◆ **Goal**
Restate the listing that follows word for word, without its pictures.

◆ **Supplied material**
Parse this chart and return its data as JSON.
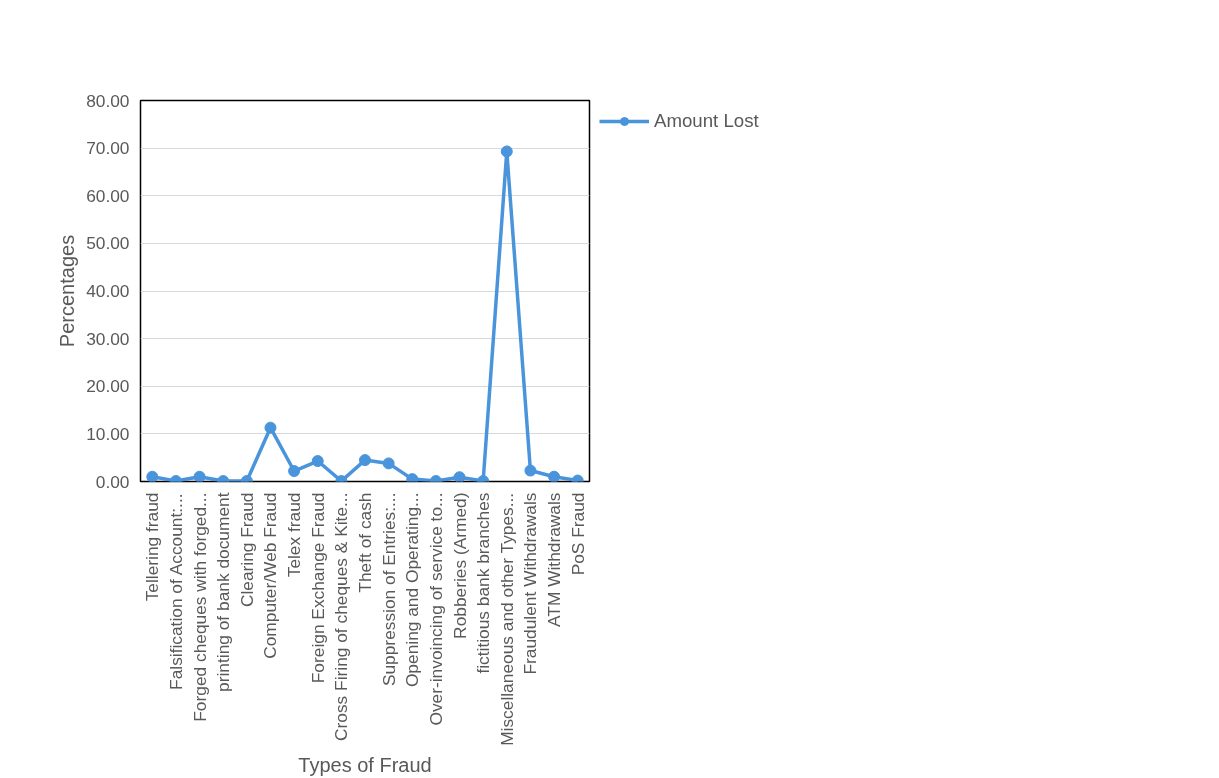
{
  "chart_data": {
    "type": "line",
    "xlabel": "Types of Fraud",
    "ylabel": "Percentages",
    "categories": [
      "Tellering fraud",
      "Falsification of Account:...",
      "Forged cheques with forged...",
      "printing of bank document",
      "Clearing Fraud",
      "Computer/Web Fraud",
      "Telex fraud",
      "Foreign Exchange Fraud",
      "Cross Firing of cheques & Kite...",
      "Theft of cash",
      "Suppression of Entries:...",
      "Opening and Operating...",
      "Over-invoincing of service to...",
      "Robberies (Armed)",
      "fictitious bank branches",
      "Miscellaneous and other Types...",
      "Fraudulent Withdrawals",
      "ATM Withdrawals",
      "PoS Fraud"
    ],
    "series": [
      {
        "name": "Amount Lost",
        "color": "#4a94dc",
        "values": [
          1.0,
          0.1,
          1.0,
          0.1,
          0.1,
          11.3,
          2.2,
          4.3,
          0.1,
          4.5,
          3.8,
          0.5,
          0.1,
          0.9,
          0.1,
          69.3,
          2.3,
          1.0,
          0.2
        ]
      }
    ],
    "ylim": [
      0,
      80
    ],
    "yticks": [
      {
        "value": 0,
        "label": "0.00"
      },
      {
        "value": 10,
        "label": "10.00"
      },
      {
        "value": 20,
        "label": "20.00"
      },
      {
        "value": 30,
        "label": "30.00"
      },
      {
        "value": 40,
        "label": "40.00"
      },
      {
        "value": 50,
        "label": "50.00"
      },
      {
        "value": 60,
        "label": "60.00"
      },
      {
        "value": 70,
        "label": "70.00"
      },
      {
        "value": 80,
        "label": "80.00"
      }
    ],
    "grid": "y",
    "legend": "top right",
    "marker": "circle",
    "line_style": "solid"
  }
}
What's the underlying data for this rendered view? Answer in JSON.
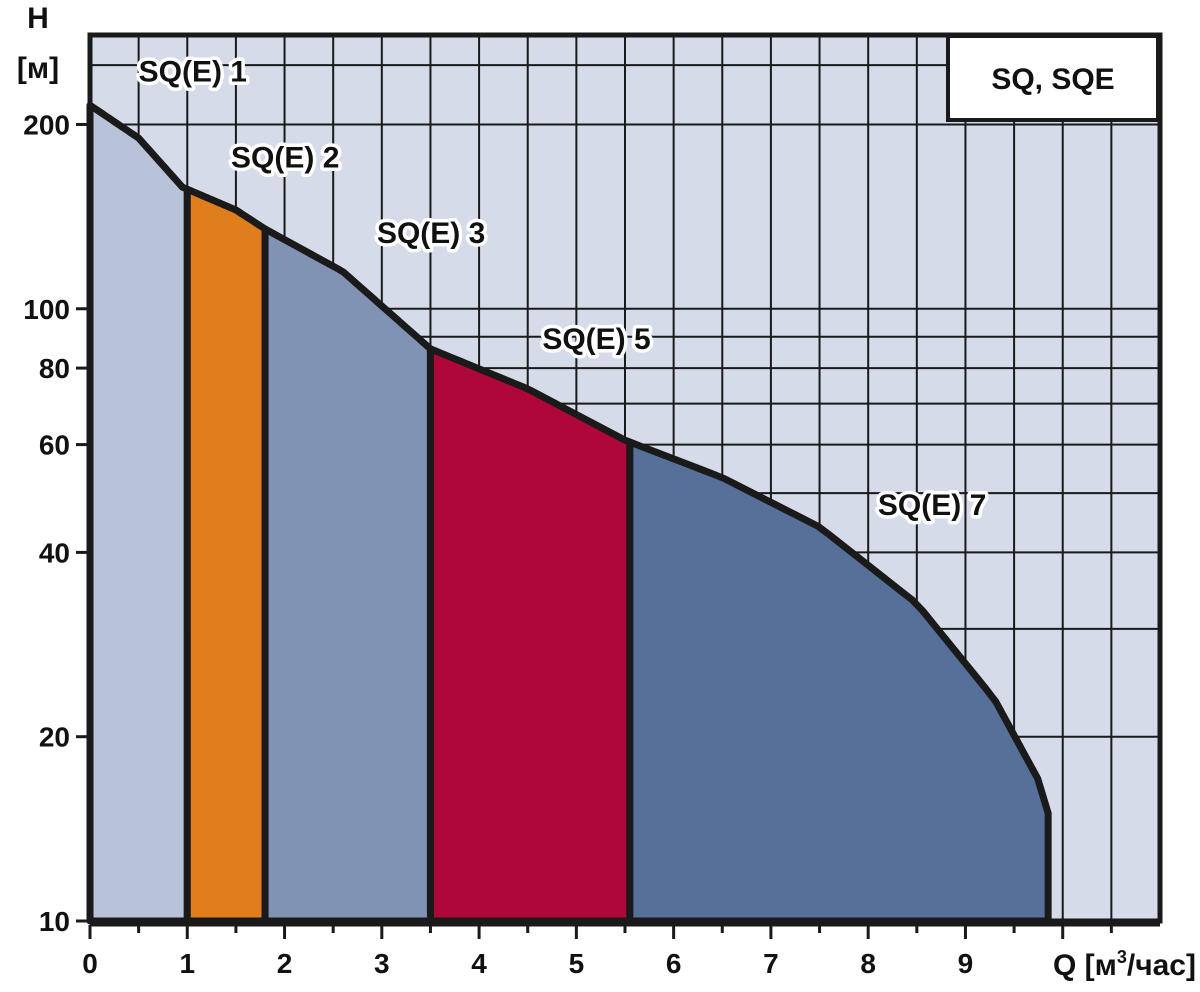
{
  "chart_data": {
    "type": "area",
    "title": "SQ, SQE",
    "xlabel": "Q [м³/час]",
    "xlabel_parts": {
      "q": "Q",
      "open": "[м",
      "sup": "3",
      "close": "/час]"
    },
    "ylabel": "H [м]",
    "ylabel_parts": {
      "letter": "H",
      "unit": "[м]"
    },
    "xlim": [
      0,
      11
    ],
    "ylim": [
      10,
      280
    ],
    "y_scale": "log",
    "grid": true,
    "x_ticks": [
      0,
      1,
      2,
      3,
      4,
      5,
      6,
      7,
      8,
      9
    ],
    "y_ticks": [
      10,
      20,
      40,
      60,
      80,
      100,
      200
    ],
    "curve": {
      "x": [
        0,
        0.5,
        0.95,
        1.5,
        1.8,
        2.6,
        3.5,
        4.5,
        5.5,
        6.5,
        7.5,
        8.5,
        9.3,
        9.75,
        9.85
      ],
      "y": [
        215,
        190,
        158,
        145,
        135,
        115,
        86,
        74,
        61,
        53,
        44,
        33,
        23,
        17,
        15
      ]
    },
    "series": [
      {
        "name": "SQ(E) 1",
        "q_range": [
          0,
          1.0
        ],
        "color": "#b8c2d9"
      },
      {
        "name": "SQ(E) 2",
        "q_range": [
          1.0,
          1.8
        ],
        "color": "#e07d1d"
      },
      {
        "name": "SQ(E) 3",
        "q_range": [
          1.8,
          3.5
        ],
        "color": "#8093b4"
      },
      {
        "name": "SQ(E) 5",
        "q_range": [
          3.5,
          5.55
        ],
        "color": "#b0073a"
      },
      {
        "name": "SQ(E) 7",
        "q_range": [
          5.55,
          9.85
        ],
        "color": "#57709a"
      }
    ],
    "background_color": "#d5dbe8",
    "line_color": "#1a1a1a"
  }
}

◆ **Exercise response**
Parse this chart and return its data as JSON.
{
  "chart_data": {
    "type": "line",
    "xlabel": "Types of Fraud",
    "ylabel": "Percentages",
    "categories": [
      "Tellering fraud",
      "Falsification of Account:...",
      "Forged cheques with forged...",
      "printing of bank document",
      "Clearing Fraud",
      "Computer/Web Fraud",
      "Telex fraud",
      "Foreign Exchange Fraud",
      "Cross Firing of cheques & Kite...",
      "Theft of cash",
      "Suppression of Entries:...",
      "Opening and Operating...",
      "Over-invoincing of service to...",
      "Robberies (Armed)",
      "fictitious bank branches",
      "Miscellaneous and other Types...",
      "Fraudulent Withdrawals",
      "ATM Withdrawals",
      "PoS Fraud"
    ],
    "series": [
      {
        "name": "Amount Lost",
        "color": "#4a94dc",
        "values": [
          1.0,
          0.1,
          1.0,
          0.1,
          0.1,
          11.3,
          2.2,
          4.3,
          0.1,
          4.5,
          3.8,
          0.5,
          0.1,
          0.9,
          0.1,
          69.3,
          2.3,
          1.0,
          0.2
        ]
      }
    ],
    "ylim": [
      0,
      80
    ],
    "yticks": [
      {
        "value": 0,
        "label": "0.00"
      },
      {
        "value": 10,
        "label": "10.00"
      },
      {
        "value": 20,
        "label": "20.00"
      },
      {
        "value": 30,
        "label": "30.00"
      },
      {
        "value": 40,
        "label": "40.00"
      },
      {
        "value": 50,
        "label": "50.00"
      },
      {
        "value": 60,
        "label": "60.00"
      },
      {
        "value": 70,
        "label": "70.00"
      },
      {
        "value": 80,
        "label": "80.00"
      }
    ],
    "grid": "y",
    "legend": "top right",
    "marker": "circle",
    "line_style": "solid"
  }
}
What's the underlying data for this rendered view? Answer in JSON.
{
  "chart_data": {
    "type": "area",
    "title": "SQ, SQE",
    "xlabel": "Q [м³/час]",
    "xlabel_parts": {
      "q": "Q",
      "open": "[м",
      "sup": "3",
      "close": "/час]"
    },
    "ylabel": "H [м]",
    "ylabel_parts": {
      "letter": "H",
      "unit": "[м]"
    },
    "xlim": [
      0,
      11
    ],
    "ylim": [
      10,
      280
    ],
    "y_scale": "log",
    "grid": true,
    "x_ticks": [
      0,
      1,
      2,
      3,
      4,
      5,
      6,
      7,
      8,
      9
    ],
    "y_ticks": [
      10,
      20,
      40,
      60,
      80,
      100,
      200
    ],
    "curve": {
      "x": [
        0,
        0.5,
        0.95,
        1.5,
        1.8,
        2.6,
        3.5,
        4.5,
        5.5,
        6.5,
        7.5,
        8.5,
        9.3,
        9.75,
        9.85
      ],
      "y": [
        215,
        190,
        158,
        145,
        135,
        115,
        86,
        74,
        61,
        53,
        44,
        33,
        23,
        17,
        15
      ]
    },
    "series": [
      {
        "name": "SQ(E) 1",
        "q_range": [
          0,
          1.0
        ],
        "color": "#b8c2d9"
      },
      {
        "name": "SQ(E) 2",
        "q_range": [
          1.0,
          1.8
        ],
        "color": "#e07d1d"
      },
      {
        "name": "SQ(E) 3",
        "q_range": [
          1.8,
          3.5
        ],
        "color": "#8093b4"
      },
      {
        "name": "SQ(E) 5",
        "q_range": [
          3.5,
          5.55
        ],
        "color": "#b0073a"
      },
      {
        "name": "SQ(E) 7",
        "q_range": [
          5.55,
          9.85
        ],
        "color": "#57709a"
      }
    ],
    "background_color": "#d5dbe8",
    "line_color": "#1a1a1a"
  }
}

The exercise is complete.